* [OBJECTIVE]
Could every line of the data be printed exactly as it reads?

Recorded data
— Begin —

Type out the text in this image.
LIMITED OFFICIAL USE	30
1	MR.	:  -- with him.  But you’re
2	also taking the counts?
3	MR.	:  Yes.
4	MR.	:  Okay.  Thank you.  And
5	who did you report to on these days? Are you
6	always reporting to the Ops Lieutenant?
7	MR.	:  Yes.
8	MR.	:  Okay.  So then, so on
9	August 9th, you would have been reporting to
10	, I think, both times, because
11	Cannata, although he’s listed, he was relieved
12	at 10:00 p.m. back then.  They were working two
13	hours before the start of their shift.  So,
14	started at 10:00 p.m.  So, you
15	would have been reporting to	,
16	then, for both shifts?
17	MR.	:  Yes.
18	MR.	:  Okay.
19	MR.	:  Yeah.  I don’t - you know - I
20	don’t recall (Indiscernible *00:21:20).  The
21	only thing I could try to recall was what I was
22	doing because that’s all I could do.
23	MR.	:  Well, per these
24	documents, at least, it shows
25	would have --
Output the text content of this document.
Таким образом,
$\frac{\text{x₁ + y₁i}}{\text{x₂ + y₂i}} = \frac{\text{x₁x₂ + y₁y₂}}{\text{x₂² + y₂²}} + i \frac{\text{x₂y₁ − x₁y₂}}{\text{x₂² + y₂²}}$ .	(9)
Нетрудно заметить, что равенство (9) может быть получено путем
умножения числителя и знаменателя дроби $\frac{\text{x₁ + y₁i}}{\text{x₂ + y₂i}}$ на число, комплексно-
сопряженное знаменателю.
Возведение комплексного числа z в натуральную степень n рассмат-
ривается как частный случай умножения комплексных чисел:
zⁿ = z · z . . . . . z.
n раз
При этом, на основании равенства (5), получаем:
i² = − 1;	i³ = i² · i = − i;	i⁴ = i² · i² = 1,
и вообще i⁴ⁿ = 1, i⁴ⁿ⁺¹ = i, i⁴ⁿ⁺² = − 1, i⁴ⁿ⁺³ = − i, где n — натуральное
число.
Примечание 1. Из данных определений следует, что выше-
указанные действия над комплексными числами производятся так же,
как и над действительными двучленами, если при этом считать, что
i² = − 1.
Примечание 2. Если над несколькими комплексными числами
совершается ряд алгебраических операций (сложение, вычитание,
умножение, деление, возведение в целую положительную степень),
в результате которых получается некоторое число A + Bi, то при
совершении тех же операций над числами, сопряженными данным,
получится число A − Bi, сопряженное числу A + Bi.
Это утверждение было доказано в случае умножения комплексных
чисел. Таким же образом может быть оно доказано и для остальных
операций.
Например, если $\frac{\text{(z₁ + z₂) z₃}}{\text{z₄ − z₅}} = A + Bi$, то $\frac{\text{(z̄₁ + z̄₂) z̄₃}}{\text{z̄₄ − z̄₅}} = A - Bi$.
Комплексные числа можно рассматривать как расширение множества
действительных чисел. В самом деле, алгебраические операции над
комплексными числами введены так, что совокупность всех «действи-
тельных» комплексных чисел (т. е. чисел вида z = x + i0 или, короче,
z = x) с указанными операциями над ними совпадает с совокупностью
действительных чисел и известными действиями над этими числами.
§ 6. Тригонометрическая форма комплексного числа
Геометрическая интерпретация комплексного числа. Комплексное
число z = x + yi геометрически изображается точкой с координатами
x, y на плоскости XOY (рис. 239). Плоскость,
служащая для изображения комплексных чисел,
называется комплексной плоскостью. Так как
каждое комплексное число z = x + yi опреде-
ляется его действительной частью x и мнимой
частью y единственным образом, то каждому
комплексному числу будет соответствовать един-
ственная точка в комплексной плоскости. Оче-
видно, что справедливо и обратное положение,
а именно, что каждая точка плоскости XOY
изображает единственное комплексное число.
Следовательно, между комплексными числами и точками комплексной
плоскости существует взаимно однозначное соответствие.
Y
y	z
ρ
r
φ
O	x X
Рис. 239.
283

— End —

* [THE RESULT]
Type out the text in this image.
LIMITED OFFICIAL USE	30
1	MR.	:  -- with him.  But you’re
2	also taking the counts?
3	MR.	:  Yes.
4	MR.	:  Okay.  Thank you.  And
5	who did you report to on these days? Are you
6	always reporting to the Ops Lieutenant?
7	MR.	:  Yes.
8	MR.	:  Okay.  So then, so on
9	August 9th, you would have been reporting to
10	, I think, both times, because
11	Cannata, although he’s listed, he was relieved
12	at 10:00 p.m. back then.  They were working two
13	hours before the start of their shift.  So,
14	started at 10:00 p.m.  So, you
15	would have been reporting to	,
16	then, for both shifts?
17	MR.	:  Yes.
18	MR.	:  Okay.
19	MR.	:  Yeah.  I don’t - you know - I
20	don’t recall (Indiscernible *00:21:20).  The
21	only thing I could try to recall was what I was
22	doing because that’s all I could do.
23	MR.	:  Well, per these
24	documents, at least, it shows
25	would have --
Output the text content of this document.
Таким образом,
$\frac{\text{x₁ + y₁i}}{\text{x₂ + y₂i}} = \frac{\text{x₁x₂ + y₁y₂}}{\text{x₂² + y₂²}} + i \frac{\text{x₂y₁ − x₁y₂}}{\text{x₂² + y₂²}}$ .	(9)
Нетрудно заметить, что равенство (9) может быть получено путем
умножения числителя и знаменателя дроби $\frac{\text{x₁ + y₁i}}{\text{x₂ + y₂i}}$ на число, комплексно-
сопряженное знаменателю.
Возведение комплексного числа z в натуральную степень n рассмат-
ривается как частный случай умножения комплексных чисел:
zⁿ = z · z . . . . . z.
n раз
При этом, на основании равенства (5), получаем:
i² = − 1;	i³ = i² · i = − i;	i⁴ = i² · i² = 1,
и вообще i⁴ⁿ = 1, i⁴ⁿ⁺¹ = i, i⁴ⁿ⁺² = − 1, i⁴ⁿ⁺³ = − i, где n — натуральное
число.
Примечание 1. Из данных определений следует, что выше-
указанные действия над комплексными числами производятся так же,
как и над действительными двучленами, если при этом считать, что
i² = − 1.
Примечание 2. Если над несколькими комплексными числами
совершается ряд алгебраических операций (сложение, вычитание,
умножение, деление, возведение в целую положительную степень),
в результате которых получается некоторое число A + Bi, то при
совершении тех же операций над числами, сопряженными данным,
получится число A − Bi, сопряженное числу A + Bi.
Это утверждение было доказано в случае умножения комплексных
чисел. Таким же образом может быть оно доказано и для остальных
операций.
Например, если $\frac{\text{(z₁ + z₂) z₃}}{\text{z₄ − z₅}} = A + Bi$, то $\frac{\text{(z̄₁ + z̄₂) z̄₃}}{\text{z̄₄ − z̄₅}} = A - Bi$.
Комплексные числа можно рассматривать как расширение множества
действительных чисел. В самом деле, алгебраические операции над
комплексными числами введены так, что совокупность всех «действи-
тельных» комплексных чисел (т. е. чисел вида z = x + i0 или, короче,
z = x) с указанными операциями над ними совпадает с совокупностью
действительных чисел и известными действиями над этими числами.
§ 6. Тригонометрическая форма комплексного числа
Геометрическая интерпретация комплексного числа. Комплексное
число z = x + yi геометрически изображается точкой с координатами
x, y на плоскости XOY (рис. 239). Плоскость,
служащая для изображения комплексных чисел,
называется комплексной плоскостью. Так как
каждое комплексное число z = x + yi опреде-
ляется его действительной частью x и мнимой
частью y единственным образом, то каждому
комплексному числу будет соответствовать един-
ственная точка в комплексной плоскости. Оче-
видно, что справедливо и обратное положение,
а именно, что каждая точка плоскости XOY
изображает единственное комплексное число.
Следовательно, между комплексными числами и точками комплексной
плоскости существует взаимно однозначное соответствие.
Y
y	z
ρ
r
φ
O	x X
Рис. 239.
283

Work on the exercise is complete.